__Task details__
Each entry here needs to be set down again exactly, please; pictures are left out.

*** Available records ***

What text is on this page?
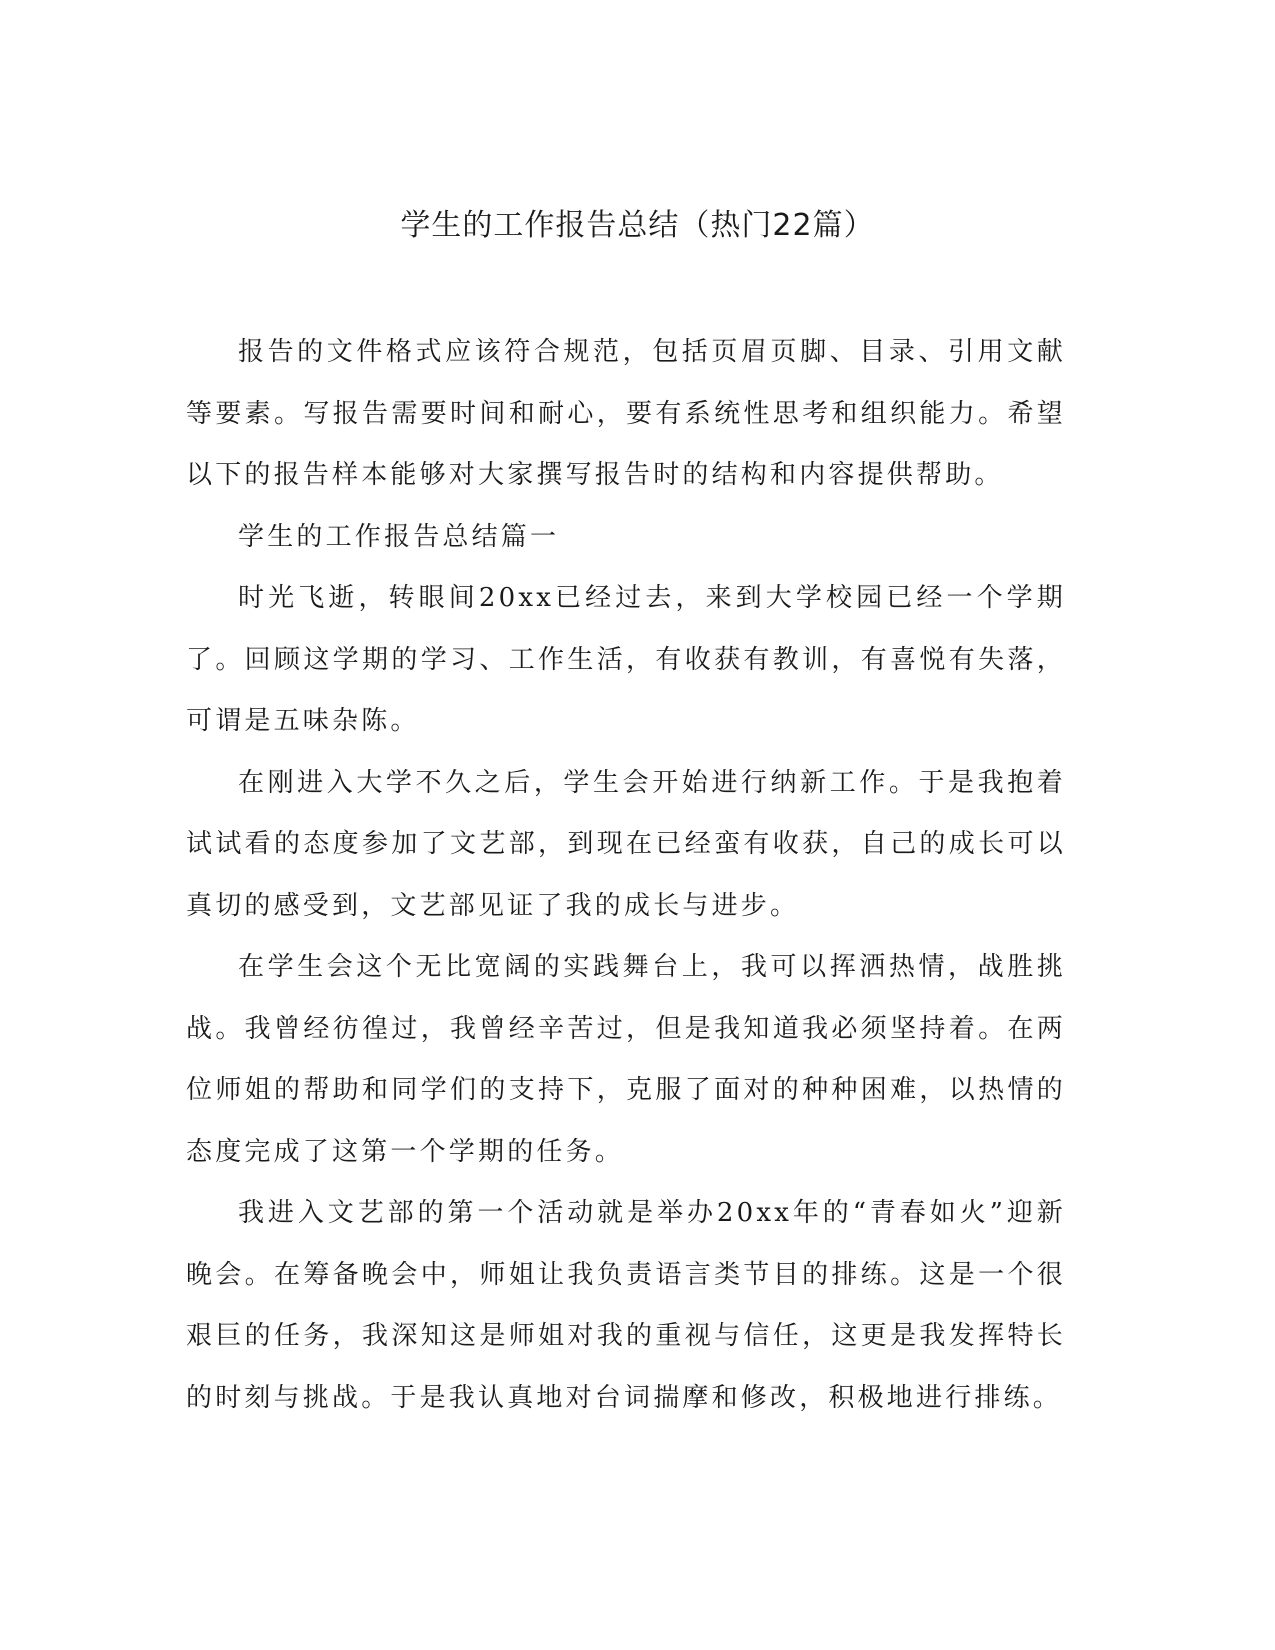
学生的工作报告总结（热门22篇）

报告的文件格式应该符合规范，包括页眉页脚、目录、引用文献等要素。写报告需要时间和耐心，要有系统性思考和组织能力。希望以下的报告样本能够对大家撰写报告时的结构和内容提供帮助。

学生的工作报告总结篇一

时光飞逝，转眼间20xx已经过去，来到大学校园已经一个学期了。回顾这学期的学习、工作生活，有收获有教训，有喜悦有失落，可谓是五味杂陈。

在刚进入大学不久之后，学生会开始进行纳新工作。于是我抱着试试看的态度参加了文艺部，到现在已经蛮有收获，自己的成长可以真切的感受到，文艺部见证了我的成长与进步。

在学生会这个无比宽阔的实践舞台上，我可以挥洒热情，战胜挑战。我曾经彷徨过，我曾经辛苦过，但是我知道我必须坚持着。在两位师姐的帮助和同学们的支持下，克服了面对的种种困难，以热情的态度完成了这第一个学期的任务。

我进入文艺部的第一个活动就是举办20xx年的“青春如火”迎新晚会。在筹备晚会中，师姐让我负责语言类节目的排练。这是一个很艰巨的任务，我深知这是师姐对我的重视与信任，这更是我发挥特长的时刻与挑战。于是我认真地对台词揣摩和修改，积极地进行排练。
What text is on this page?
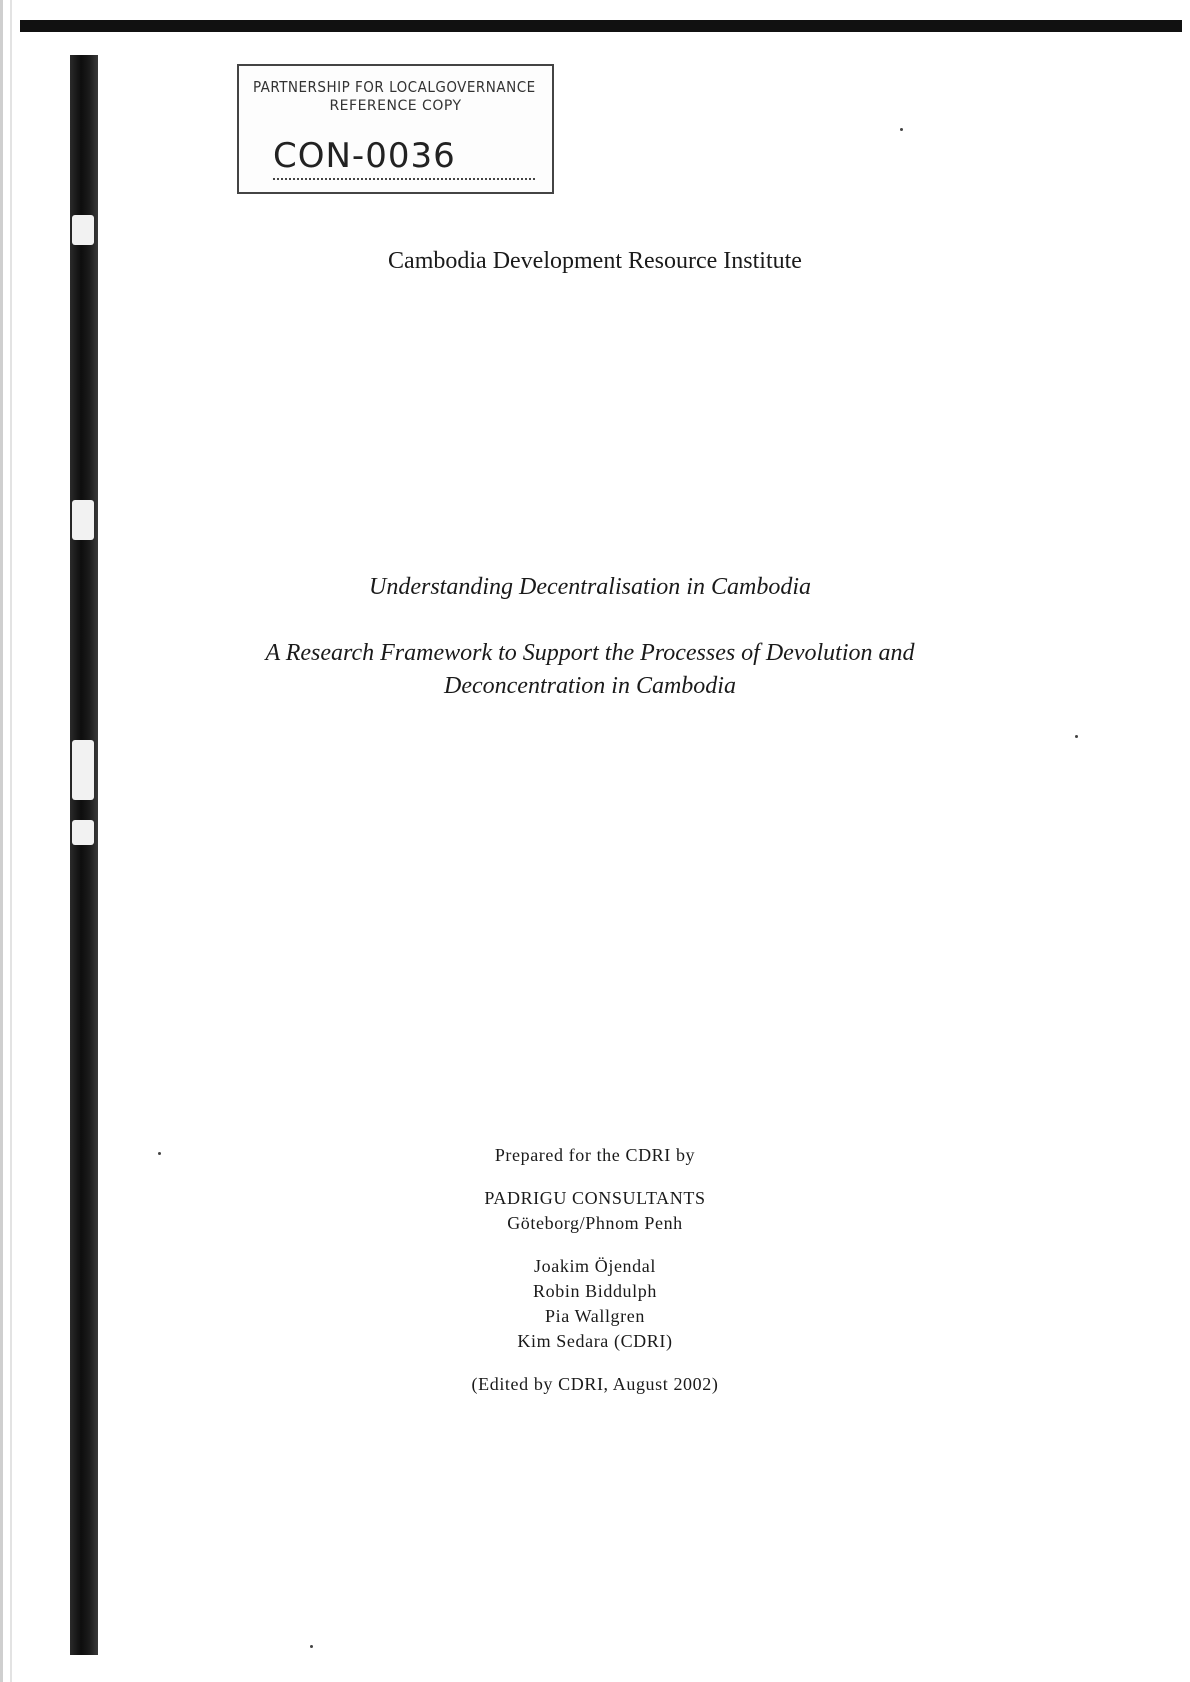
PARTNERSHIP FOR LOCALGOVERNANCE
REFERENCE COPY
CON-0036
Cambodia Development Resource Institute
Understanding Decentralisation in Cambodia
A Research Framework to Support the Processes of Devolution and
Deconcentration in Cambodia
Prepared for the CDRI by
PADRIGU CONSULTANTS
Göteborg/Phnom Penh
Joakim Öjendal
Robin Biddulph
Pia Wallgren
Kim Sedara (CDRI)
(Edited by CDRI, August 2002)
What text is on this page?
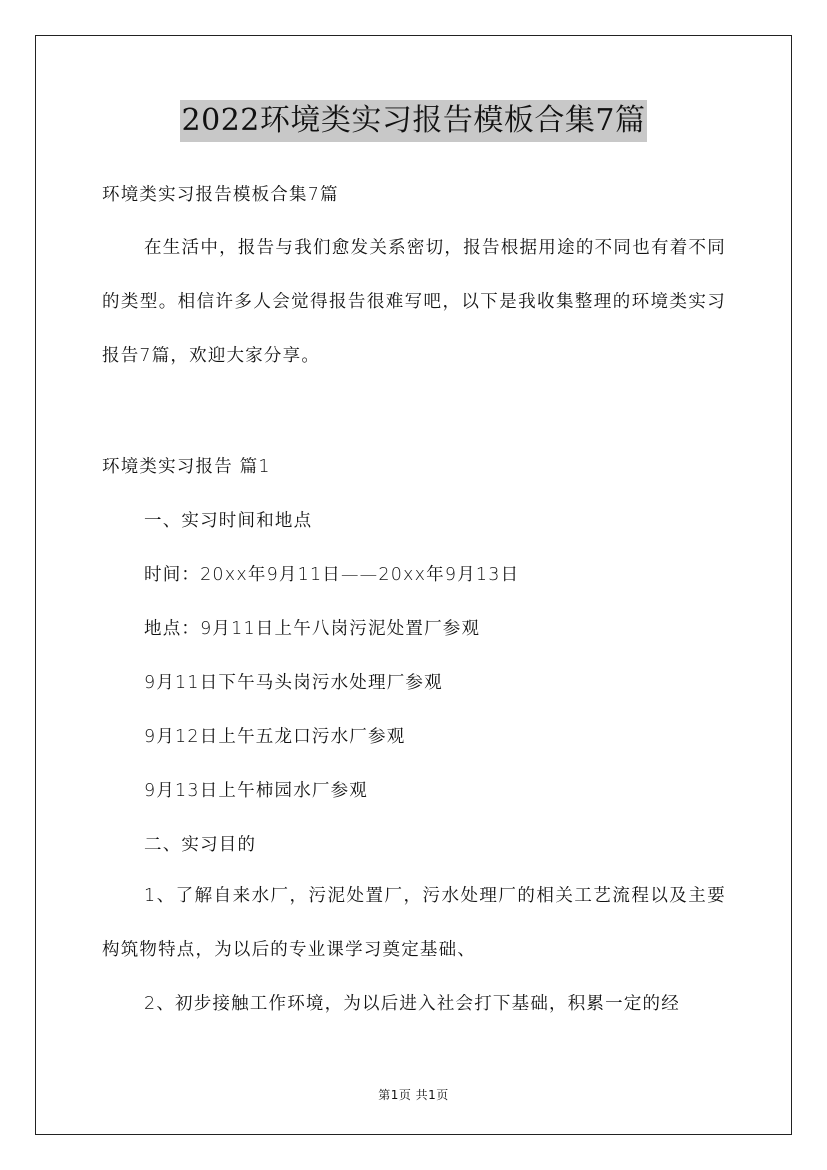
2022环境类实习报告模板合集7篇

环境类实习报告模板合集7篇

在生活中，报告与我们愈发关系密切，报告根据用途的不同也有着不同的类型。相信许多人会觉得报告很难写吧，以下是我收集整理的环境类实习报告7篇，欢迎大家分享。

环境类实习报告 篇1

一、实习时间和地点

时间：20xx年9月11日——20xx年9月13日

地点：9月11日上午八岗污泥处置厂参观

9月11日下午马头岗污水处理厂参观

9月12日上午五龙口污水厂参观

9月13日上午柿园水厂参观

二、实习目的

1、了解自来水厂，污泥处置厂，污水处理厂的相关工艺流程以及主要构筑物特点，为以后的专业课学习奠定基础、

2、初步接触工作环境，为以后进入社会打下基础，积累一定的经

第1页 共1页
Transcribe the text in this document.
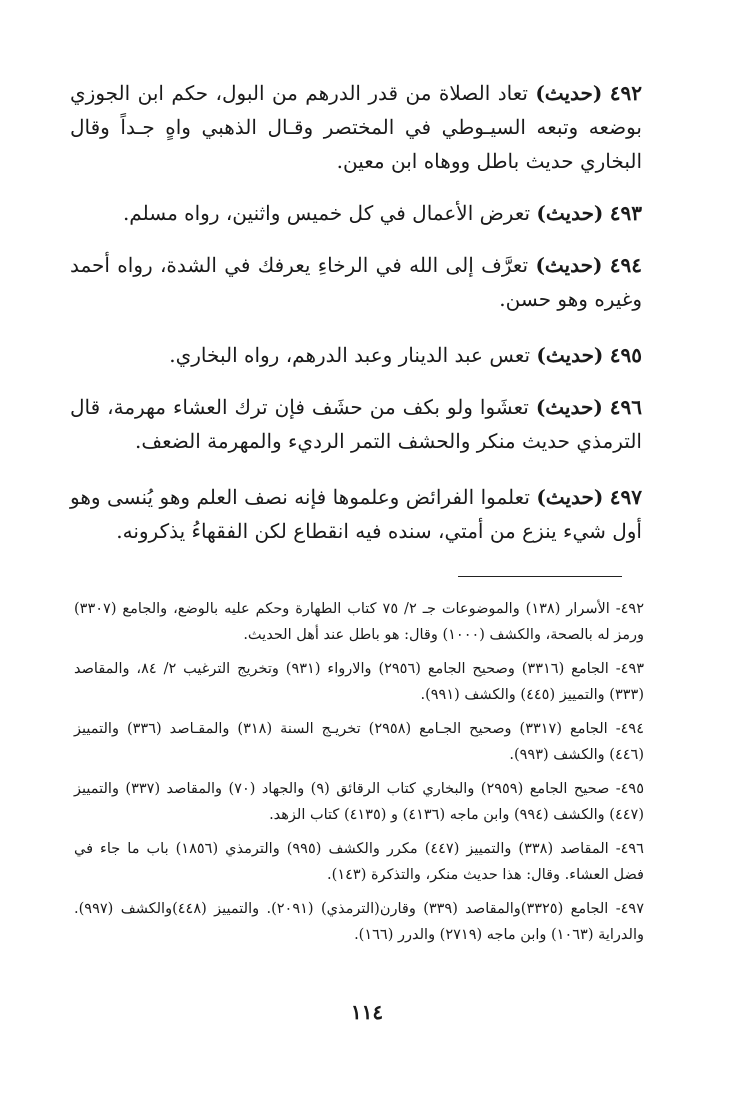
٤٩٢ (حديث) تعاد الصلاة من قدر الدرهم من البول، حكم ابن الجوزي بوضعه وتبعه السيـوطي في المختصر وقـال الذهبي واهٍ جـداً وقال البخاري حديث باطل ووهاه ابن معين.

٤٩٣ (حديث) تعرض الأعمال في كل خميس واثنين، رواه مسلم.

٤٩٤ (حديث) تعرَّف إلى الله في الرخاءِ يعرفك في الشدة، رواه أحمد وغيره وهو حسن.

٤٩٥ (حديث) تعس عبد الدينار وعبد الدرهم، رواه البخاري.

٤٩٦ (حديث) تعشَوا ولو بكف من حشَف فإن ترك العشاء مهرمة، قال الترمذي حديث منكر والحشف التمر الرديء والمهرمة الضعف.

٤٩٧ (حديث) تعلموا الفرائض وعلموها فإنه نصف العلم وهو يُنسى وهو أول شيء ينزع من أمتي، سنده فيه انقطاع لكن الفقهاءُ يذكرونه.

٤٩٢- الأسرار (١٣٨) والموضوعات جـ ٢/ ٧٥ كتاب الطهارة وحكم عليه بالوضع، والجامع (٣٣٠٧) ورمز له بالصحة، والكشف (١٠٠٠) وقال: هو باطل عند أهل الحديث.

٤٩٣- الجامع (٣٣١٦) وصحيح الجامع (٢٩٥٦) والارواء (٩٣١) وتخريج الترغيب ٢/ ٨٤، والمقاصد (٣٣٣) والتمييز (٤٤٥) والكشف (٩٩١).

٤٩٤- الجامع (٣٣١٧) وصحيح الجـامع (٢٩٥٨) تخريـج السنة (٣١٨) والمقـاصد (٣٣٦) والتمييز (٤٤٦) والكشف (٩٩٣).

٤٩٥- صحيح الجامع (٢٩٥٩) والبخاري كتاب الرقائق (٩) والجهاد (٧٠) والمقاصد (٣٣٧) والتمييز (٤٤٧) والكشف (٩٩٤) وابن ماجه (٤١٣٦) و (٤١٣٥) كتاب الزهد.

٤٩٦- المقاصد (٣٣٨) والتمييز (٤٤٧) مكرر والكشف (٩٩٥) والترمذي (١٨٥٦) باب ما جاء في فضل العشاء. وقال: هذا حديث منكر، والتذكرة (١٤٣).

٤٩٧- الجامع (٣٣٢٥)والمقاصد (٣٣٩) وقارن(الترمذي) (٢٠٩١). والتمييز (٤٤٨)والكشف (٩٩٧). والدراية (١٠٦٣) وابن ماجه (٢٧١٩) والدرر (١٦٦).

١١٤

***

__Answer to the problem__
What text is on this page?
学生的工作报告总结（热门22篇）

报告的文件格式应该符合规范，包括页眉页脚、目录、引用文献等要素。写报告需要时间和耐心，要有系统性思考和组织能力。希望以下的报告样本能够对大家撰写报告时的结构和内容提供帮助。

学生的工作报告总结篇一

时光飞逝，转眼间20xx已经过去，来到大学校园已经一个学期了。回顾这学期的学习、工作生活，有收获有教训，有喜悦有失落，可谓是五味杂陈。

在刚进入大学不久之后，学生会开始进行纳新工作。于是我抱着试试看的态度参加了文艺部，到现在已经蛮有收获，自己的成长可以真切的感受到，文艺部见证了我的成长与进步。

在学生会这个无比宽阔的实践舞台上，我可以挥洒热情，战胜挑战。我曾经彷徨过，我曾经辛苦过，但是我知道我必须坚持着。在两位师姐的帮助和同学们的支持下，克服了面对的种种困难，以热情的态度完成了这第一个学期的任务。

我进入文艺部的第一个活动就是举办20xx年的“青春如火”迎新晚会。在筹备晚会中，师姐让我负责语言类节目的排练。这是一个很艰巨的任务，我深知这是师姐对我的重视与信任，这更是我发挥特长的时刻与挑战。于是我认真地对台词揣摩和修改，积极地进行排练。
What text is on this page?
PARTNERSHIP FOR LOCALGOVERNANCE
REFERENCE COPY
CON-0036
Cambodia Development Resource Institute
Understanding Decentralisation in Cambodia
A Research Framework to Support the Processes of Devolution and
Deconcentration in Cambodia
Prepared for the CDRI by
PADRIGU CONSULTANTS
Göteborg/Phnom Penh
Joakim Öjendal
Robin Biddulph
Pia Wallgren
Kim Sedara (CDRI)
(Edited by CDRI, August 2002)
What text is on this page?
2022环境类实习报告模板合集7篇

环境类实习报告模板合集7篇

在生活中，报告与我们愈发关系密切，报告根据用途的不同也有着不同的类型。相信许多人会觉得报告很难写吧，以下是我收集整理的环境类实习报告7篇，欢迎大家分享。

环境类实习报告 篇1

一、实习时间和地点

时间：20xx年9月11日——20xx年9月13日

地点：9月11日上午八岗污泥处置厂参观

9月11日下午马头岗污水处理厂参观

9月12日上午五龙口污水厂参观

9月13日上午柿园水厂参观

二、实习目的

1、了解自来水厂，污泥处置厂，污水处理厂的相关工艺流程以及主要构筑物特点，为以后的专业课学习奠定基础、

2、初步接触工作环境，为以后进入社会打下基础，积累一定的经

第1页 共1页
Transcribe the text in this document.
٤٩٢ (حديث) تعاد الصلاة من قدر الدرهم من البول، حكم ابن الجوزي بوضعه وتبعه السيـوطي في المختصر وقـال الذهبي واهٍ جـداً وقال البخاري حديث باطل ووهاه ابن معين.

٤٩٣ (حديث) تعرض الأعمال في كل خميس واثنين، رواه مسلم.

٤٩٤ (حديث) تعرَّف إلى الله في الرخاءِ يعرفك في الشدة، رواه أحمد وغيره وهو حسن.

٤٩٥ (حديث) تعس عبد الدينار وعبد الدرهم، رواه البخاري.

٤٩٦ (حديث) تعشَوا ولو بكف من حشَف فإن ترك العشاء مهرمة، قال الترمذي حديث منكر والحشف التمر الرديء والمهرمة الضعف.

٤٩٧ (حديث) تعلموا الفرائض وعلموها فإنه نصف العلم وهو يُنسى وهو أول شيء ينزع من أمتي، سنده فيه انقطاع لكن الفقهاءُ يذكرونه.

٤٩٢- الأسرار (١٣٨) والموضوعات جـ ٢/ ٧٥ كتاب الطهارة وحكم عليه بالوضع، والجامع (٣٣٠٧) ورمز له بالصحة، والكشف (١٠٠٠) وقال: هو باطل عند أهل الحديث.

٤٩٣- الجامع (٣٣١٦) وصحيح الجامع (٢٩٥٦) والارواء (٩٣١) وتخريج الترغيب ٢/ ٨٤، والمقاصد (٣٣٣) والتمييز (٤٤٥) والكشف (٩٩١).

٤٩٤- الجامع (٣٣١٧) وصحيح الجـامع (٢٩٥٨) تخريـج السنة (٣١٨) والمقـاصد (٣٣٦) والتمييز (٤٤٦) والكشف (٩٩٣).

٤٩٥- صحيح الجامع (٢٩٥٩) والبخاري كتاب الرقائق (٩) والجهاد (٧٠) والمقاصد (٣٣٧) والتمييز (٤٤٧) والكشف (٩٩٤) وابن ماجه (٤١٣٦) و (٤١٣٥) كتاب الزهد.

٤٩٦- المقاصد (٣٣٨) والتمييز (٤٤٧) مكرر والكشف (٩٩٥) والترمذي (١٨٥٦) باب ما جاء في فضل العشاء. وقال: هذا حديث منكر، والتذكرة (١٤٣).

٤٩٧- الجامع (٣٣٢٥)والمقاصد (٣٣٩) وقارن(الترمذي) (٢٠٩١). والتمييز (٤٤٨)والكشف (٩٩٧). والدراية (١٠٦٣) وابن ماجه (٢٧١٩) والدرر (١٦٦).

١١٤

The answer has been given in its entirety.